### 节选原文:

========================================

本发明公开了一种二苯并[b,e]氮杂卓类化合物的合成方法,属于有机合成技术领域。采用1H‑吲哚1与2‑(三甲基硅烷基)芳基三氟化物2在氟离子存在下通过芳炔插入吲哚C2=C3键进行[5+2]环加成反应,得到二苯并[b,e]氮杂卓类化合物3。与传统方法相比,本发明反应条件更加温和,避免了高温和三氯氧磷的使用,为合成二苯并[b,e]氮杂卓类化合物提供了一种简便、廉价、高效的途径。

Description

一种二苯并[b,e]氮杂卓类化合物的合成方法
技术领域
本发明涉及二苯并[b,e]氮杂卓杂环类化合物的合成方法,具体涉及一种6-苯基-11H-二苯并[b,e]氮杂类化合物的合成方法,属于有机合成技术领域。
背景技术
1H-吲哚作为N-杂环化合物,已被广泛用于合成具有良好生物和药物活性的相关衍生物。目前,吲哚合成采用直接官能化与多功能化的策略(例如过渡金属催化和无金属策略)已经做了大量的研究。吲哚[2+2]/[3+2]/[4+2]/[5+2]环加成反应已经用于合成结构复杂的吲哚啉、氢咔唑和环庚[b]吲哚。然而大多数策略均为通过利用吲哚骨架内C2=C3或C3位置的强亲核性来构建吲哚啉框架。
芳炔被作为重要的合成中间体,用于快速构建复杂的有机分子。由于其分子内炔键的独特反应性,可以很容易地被一些其他组分所捕获,从而得到不常见的有机分子化合物。1983年,Kobayashi等人首次报道通过氟化物诱导1,2-三甲基硅基苯基三氟酸酯的1,2-消除反应来制取苯炔。此后芳炔化学取得了不断进展,过去几年陆续有大量涉芳炔插入化学键的实例被报道。值得注意的是,芳炔的环化反应因其在有机化合物合成中应用广泛,因而受到越来越多的关注。
二苯并[b,e]氮杂卓杂环类化合物,尤其是6-苯基-11H-二苯并[b,e]氮杂及类化合物,具有良好生物活性,目前已被广泛应用于生物天然产物、农药和医药等领域。目前已有公开报道合成二苯并[b,e]氮杂卓杂环类化合物的方法,反应步骤长(需要3-4步),且需剧毒化学试剂三氯氧磷在高温下反应。因此,发展环境友好条件下高效构建结构二苯并[b,e]氮杂卓杂环以及类化合物的方法仍然具有重要的意义。

========================================

### 提取材料:
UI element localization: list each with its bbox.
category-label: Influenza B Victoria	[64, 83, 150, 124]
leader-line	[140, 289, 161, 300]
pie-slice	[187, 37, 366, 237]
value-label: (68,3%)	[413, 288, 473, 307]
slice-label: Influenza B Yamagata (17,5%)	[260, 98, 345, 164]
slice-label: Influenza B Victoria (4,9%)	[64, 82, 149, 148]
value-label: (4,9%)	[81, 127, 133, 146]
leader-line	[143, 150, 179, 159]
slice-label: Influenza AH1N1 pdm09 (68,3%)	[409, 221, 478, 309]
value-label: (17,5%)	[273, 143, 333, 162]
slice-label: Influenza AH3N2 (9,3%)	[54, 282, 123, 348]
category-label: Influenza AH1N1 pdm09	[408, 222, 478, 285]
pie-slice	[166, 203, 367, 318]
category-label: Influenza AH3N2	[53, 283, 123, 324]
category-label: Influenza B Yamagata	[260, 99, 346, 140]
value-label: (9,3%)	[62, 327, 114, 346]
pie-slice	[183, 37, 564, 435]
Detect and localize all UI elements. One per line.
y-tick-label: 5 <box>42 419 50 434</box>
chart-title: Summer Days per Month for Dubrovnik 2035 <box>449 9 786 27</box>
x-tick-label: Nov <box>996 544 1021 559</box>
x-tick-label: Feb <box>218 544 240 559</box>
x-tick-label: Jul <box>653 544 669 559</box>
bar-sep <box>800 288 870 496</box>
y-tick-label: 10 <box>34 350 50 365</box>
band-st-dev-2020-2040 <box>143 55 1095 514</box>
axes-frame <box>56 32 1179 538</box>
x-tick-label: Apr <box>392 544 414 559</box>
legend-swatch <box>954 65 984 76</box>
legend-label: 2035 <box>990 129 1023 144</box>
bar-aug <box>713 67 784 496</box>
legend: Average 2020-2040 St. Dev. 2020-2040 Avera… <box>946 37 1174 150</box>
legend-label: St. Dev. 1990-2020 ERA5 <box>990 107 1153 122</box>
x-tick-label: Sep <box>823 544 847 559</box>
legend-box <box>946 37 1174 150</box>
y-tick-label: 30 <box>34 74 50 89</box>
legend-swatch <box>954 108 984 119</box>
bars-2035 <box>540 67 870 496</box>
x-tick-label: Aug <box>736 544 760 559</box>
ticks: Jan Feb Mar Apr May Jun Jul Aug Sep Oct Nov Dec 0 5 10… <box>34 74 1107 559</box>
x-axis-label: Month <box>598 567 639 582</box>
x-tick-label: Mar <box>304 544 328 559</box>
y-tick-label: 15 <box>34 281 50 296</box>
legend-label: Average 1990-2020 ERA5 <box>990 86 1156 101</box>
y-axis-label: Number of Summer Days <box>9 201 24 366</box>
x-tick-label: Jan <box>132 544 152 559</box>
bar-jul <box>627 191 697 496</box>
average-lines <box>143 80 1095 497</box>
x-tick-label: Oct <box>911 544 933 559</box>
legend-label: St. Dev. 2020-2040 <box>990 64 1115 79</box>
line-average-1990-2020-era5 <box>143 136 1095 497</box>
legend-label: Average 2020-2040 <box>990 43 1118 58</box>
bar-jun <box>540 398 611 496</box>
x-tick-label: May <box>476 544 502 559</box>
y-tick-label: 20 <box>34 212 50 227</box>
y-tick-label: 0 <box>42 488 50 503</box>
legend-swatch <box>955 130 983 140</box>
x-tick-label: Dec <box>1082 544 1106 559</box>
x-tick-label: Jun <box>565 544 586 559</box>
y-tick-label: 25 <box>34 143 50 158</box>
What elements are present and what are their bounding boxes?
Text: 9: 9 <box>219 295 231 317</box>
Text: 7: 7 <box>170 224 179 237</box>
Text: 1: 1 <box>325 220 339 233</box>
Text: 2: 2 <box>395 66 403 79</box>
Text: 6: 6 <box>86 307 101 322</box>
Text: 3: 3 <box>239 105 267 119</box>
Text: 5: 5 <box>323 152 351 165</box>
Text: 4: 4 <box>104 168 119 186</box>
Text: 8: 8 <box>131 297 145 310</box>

========================================

### 任务:
1. 对照二苯并氮杂卓合成方法的专利节选,判断下面三句话是否与它相符,每句答"是"或"否",并引出起决定作用的原文。(a) 1983年,Kobayashi等人首次报道用氟化物诱导消除反应来制取苯炔。(b) 已公开的合成二苯并[b,e]氮杂卓杂环类化合物的方法只需一步反应。(c) 本发明的方法需要在高温下使用三氯氧磷。
2. 接着二苯并氮杂卓合成方法的专利节选的最后一句往下续写一段。

### 答案:
1.
(a) 是。原文:"1983年,Kobayashi等人首次报道通过氟化物诱导1,2-三甲基硅基苯基三氟酸酯的1,2-消除反应来制取苯炔。"
(b) 否。原文:"反应步骤长(需要3-4步)"
(c) 否。原文:"避免了高温和三氯氧磷的使用"

2.
发明内容
为了解决上述问题,本发明采用氟离子诱导2-(三甲基硅基)苯基三氟甲磺酸酯与2-芳基-1H-吲哚的[5+2]环加成。该方法为二苯并[b,e]氮杂卓衍生物提供了一种简便、廉价、高效且绿色的合成途径。
本发明所述一种二苯并[b,e]氮杂卓杂环类化合物的合成方法,包括如下操作:以2-芳基-1H-吲哚1和2-(三甲基硅基)苯基三氟甲磺酸酯2为原料,在氟离子源诱导下,反应得到6-苯基-11H-二苯并[b,e]氮杂卓3。反应方程式如下:
Figure BDA0003008827010000021
其中:Ar1、Ar2和Ar3均为苯基、取代苯基、萘基;取代苯基中取代基选自C1-C4烷氧基、C1-C6烷基、C4-C7环烷基、卤素、硝基、腈基或酯基中一种或多种。
进一步地,在上述技术方案中,所述氟离子源选自CsF、KF、TBAF、NaF、AgF、TBAT、Me4NF或BnMe3NF,优选采用CsF。
进一步地,在上述技术方案中,反应在有机溶剂中进行,所述有机溶剂选自THF、CH3OH、CH3CN、CH2Cl2、CHCl3、ClCH2CH2Cl、甲苯等,优选反应溶剂为CH3CN。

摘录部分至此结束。